Annotated element entries:
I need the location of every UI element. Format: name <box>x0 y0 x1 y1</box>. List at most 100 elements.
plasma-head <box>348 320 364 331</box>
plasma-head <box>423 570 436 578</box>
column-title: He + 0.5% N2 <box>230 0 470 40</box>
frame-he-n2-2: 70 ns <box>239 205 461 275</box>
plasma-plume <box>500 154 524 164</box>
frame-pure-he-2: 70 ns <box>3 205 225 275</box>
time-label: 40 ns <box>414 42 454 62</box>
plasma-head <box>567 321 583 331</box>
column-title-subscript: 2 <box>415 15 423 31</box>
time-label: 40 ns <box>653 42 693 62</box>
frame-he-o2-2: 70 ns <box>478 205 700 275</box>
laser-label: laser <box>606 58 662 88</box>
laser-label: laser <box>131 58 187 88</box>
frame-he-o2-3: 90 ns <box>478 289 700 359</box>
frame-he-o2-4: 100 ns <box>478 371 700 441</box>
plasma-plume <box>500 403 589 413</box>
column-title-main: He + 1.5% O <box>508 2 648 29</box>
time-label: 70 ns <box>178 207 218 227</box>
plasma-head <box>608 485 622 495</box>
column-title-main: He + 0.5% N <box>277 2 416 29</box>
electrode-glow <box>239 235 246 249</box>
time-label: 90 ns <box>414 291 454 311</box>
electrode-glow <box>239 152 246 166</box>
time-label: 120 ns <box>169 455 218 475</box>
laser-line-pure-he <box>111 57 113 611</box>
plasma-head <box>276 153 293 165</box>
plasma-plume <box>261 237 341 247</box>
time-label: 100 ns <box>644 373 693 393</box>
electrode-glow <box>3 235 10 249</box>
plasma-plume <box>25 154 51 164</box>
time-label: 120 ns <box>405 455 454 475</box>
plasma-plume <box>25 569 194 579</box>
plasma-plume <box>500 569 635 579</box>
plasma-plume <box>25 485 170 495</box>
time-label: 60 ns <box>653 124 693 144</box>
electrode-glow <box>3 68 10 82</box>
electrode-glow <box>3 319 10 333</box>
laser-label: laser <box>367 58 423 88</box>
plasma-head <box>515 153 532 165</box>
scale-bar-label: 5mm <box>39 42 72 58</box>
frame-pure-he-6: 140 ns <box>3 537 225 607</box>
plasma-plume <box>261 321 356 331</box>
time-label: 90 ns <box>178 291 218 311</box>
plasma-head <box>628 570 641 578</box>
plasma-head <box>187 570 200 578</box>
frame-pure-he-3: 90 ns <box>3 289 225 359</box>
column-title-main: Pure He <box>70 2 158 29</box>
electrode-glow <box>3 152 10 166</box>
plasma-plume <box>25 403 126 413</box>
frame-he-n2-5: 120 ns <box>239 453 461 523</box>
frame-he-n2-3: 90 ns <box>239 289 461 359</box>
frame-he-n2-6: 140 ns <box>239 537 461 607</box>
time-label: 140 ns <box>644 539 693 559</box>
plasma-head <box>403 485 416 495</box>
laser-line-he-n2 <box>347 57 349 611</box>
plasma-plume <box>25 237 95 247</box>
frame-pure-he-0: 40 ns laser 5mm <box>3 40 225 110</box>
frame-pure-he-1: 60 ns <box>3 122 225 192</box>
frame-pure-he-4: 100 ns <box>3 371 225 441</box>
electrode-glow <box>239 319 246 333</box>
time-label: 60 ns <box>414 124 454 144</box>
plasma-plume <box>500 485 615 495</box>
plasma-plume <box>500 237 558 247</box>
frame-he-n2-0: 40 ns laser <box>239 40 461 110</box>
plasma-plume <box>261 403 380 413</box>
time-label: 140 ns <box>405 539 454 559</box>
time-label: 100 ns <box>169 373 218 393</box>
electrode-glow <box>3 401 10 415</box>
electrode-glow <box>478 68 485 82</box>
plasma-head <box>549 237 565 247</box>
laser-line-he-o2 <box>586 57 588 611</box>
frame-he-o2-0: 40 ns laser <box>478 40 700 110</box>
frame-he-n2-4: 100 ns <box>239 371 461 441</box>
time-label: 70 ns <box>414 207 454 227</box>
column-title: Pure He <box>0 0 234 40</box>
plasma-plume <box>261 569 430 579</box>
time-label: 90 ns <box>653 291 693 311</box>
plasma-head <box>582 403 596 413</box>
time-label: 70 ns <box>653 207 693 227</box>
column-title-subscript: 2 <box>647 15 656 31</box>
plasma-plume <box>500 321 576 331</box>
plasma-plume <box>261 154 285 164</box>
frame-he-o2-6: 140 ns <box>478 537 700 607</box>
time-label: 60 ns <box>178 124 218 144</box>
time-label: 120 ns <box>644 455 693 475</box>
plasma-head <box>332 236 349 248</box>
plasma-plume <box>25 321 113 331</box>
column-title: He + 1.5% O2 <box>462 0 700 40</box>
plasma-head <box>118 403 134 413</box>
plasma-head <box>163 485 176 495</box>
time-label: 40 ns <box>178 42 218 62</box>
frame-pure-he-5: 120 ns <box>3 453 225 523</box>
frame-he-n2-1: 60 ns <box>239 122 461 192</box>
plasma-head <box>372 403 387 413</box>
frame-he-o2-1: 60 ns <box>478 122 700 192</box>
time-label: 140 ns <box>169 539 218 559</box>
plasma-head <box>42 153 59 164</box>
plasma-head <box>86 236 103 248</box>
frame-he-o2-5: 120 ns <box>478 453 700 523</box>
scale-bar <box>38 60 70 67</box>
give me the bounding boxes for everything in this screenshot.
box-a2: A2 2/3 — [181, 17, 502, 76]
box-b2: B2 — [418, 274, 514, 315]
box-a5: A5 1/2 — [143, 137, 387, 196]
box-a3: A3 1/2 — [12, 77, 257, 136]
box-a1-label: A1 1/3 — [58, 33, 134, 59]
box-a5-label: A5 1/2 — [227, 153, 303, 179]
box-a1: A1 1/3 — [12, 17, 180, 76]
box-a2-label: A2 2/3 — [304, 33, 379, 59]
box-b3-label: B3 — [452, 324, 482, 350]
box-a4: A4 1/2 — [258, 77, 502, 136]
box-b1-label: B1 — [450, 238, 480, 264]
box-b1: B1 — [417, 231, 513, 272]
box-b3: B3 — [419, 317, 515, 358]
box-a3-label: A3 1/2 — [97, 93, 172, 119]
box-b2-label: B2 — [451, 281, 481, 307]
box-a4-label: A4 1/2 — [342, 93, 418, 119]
* * *
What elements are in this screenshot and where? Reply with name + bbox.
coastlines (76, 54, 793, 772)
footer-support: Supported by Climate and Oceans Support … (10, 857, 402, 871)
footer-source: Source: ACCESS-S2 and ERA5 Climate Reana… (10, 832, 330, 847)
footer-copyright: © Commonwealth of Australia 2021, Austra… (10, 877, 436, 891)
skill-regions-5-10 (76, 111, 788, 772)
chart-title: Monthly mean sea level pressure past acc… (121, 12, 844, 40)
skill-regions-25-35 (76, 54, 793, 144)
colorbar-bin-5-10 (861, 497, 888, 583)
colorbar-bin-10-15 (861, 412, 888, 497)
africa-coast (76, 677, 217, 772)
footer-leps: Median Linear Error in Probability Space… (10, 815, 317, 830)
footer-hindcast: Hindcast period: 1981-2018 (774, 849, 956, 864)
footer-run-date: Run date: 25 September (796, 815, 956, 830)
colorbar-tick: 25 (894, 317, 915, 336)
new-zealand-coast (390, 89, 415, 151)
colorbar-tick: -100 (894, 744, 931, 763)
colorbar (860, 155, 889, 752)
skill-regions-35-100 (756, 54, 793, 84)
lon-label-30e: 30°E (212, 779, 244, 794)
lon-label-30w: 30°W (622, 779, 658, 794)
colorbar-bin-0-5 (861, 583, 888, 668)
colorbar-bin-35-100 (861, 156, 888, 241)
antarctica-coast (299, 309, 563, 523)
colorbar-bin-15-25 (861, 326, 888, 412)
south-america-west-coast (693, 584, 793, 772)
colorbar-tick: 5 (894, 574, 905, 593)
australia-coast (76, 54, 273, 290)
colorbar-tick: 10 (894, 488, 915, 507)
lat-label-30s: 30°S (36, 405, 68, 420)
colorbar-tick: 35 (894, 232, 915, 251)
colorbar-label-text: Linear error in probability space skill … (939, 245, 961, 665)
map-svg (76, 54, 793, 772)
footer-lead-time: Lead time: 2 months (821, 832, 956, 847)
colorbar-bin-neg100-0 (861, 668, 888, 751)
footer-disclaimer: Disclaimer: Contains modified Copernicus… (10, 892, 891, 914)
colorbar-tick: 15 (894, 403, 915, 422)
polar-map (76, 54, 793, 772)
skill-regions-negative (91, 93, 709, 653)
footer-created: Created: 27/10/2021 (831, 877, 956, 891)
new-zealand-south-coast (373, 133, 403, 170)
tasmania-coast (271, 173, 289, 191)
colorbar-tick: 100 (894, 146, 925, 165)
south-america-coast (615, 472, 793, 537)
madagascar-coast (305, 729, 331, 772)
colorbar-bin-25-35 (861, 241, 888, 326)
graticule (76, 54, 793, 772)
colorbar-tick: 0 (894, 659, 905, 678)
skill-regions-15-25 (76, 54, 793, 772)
--
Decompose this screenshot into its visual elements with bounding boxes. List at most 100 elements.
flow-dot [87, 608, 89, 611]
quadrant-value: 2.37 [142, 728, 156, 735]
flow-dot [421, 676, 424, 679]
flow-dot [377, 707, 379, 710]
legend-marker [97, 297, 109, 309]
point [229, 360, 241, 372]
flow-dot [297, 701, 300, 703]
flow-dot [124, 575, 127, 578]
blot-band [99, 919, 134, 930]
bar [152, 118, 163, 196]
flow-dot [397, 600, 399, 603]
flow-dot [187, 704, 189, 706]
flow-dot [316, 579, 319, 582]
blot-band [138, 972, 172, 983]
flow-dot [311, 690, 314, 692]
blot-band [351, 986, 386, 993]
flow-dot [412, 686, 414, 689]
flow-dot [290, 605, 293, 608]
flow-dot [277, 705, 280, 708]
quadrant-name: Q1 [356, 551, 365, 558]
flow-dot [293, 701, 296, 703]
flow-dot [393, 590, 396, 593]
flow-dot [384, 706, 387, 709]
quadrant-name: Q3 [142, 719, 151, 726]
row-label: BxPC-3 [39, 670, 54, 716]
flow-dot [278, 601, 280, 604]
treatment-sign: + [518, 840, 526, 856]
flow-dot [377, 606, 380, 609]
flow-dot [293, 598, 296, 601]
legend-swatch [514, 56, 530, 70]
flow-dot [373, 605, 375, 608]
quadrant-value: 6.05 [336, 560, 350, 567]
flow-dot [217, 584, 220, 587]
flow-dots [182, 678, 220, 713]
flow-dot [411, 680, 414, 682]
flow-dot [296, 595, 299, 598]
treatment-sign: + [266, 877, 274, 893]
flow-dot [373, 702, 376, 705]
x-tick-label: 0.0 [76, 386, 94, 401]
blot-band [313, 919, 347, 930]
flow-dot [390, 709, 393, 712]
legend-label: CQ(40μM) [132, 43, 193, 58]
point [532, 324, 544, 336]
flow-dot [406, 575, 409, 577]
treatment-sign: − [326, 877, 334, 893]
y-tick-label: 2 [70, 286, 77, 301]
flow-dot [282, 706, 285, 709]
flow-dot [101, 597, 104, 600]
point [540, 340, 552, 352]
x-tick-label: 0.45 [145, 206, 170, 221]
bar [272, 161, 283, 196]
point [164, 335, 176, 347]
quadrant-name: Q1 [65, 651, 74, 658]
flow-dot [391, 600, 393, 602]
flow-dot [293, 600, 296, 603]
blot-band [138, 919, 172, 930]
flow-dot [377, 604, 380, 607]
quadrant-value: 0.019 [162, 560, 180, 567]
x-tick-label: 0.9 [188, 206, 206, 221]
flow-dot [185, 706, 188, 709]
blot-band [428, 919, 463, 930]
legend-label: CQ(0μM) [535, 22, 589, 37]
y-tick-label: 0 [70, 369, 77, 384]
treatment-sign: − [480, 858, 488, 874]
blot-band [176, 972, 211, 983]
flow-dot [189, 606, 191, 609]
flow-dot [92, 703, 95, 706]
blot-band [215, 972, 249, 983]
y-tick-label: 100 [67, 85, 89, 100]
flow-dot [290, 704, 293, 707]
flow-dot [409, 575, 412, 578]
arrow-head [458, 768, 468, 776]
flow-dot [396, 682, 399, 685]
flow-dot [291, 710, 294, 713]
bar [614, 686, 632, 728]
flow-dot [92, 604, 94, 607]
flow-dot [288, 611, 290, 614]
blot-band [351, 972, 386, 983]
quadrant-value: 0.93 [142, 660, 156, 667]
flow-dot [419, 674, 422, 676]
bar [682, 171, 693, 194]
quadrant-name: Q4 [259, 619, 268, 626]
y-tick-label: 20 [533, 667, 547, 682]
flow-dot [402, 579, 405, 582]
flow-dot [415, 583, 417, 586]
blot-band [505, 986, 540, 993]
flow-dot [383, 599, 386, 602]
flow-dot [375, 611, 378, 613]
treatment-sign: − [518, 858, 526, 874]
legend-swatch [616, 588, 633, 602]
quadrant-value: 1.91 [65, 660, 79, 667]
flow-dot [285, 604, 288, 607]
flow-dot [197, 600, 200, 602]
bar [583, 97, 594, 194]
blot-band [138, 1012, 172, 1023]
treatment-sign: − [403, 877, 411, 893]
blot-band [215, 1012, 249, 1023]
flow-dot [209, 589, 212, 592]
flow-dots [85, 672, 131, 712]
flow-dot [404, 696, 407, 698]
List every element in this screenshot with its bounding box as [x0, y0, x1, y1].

* Set problem: Please pick out every line of the data above that contains the string "Linear" and copy each one in full. Match uppercase and lowercase letters exactly.

* The answer:
footer-leps: Median Linear Error in Probability Space… (10, 815, 317, 830)
colorbar-label-text: Linear error in probability space skill … (939, 245, 961, 665)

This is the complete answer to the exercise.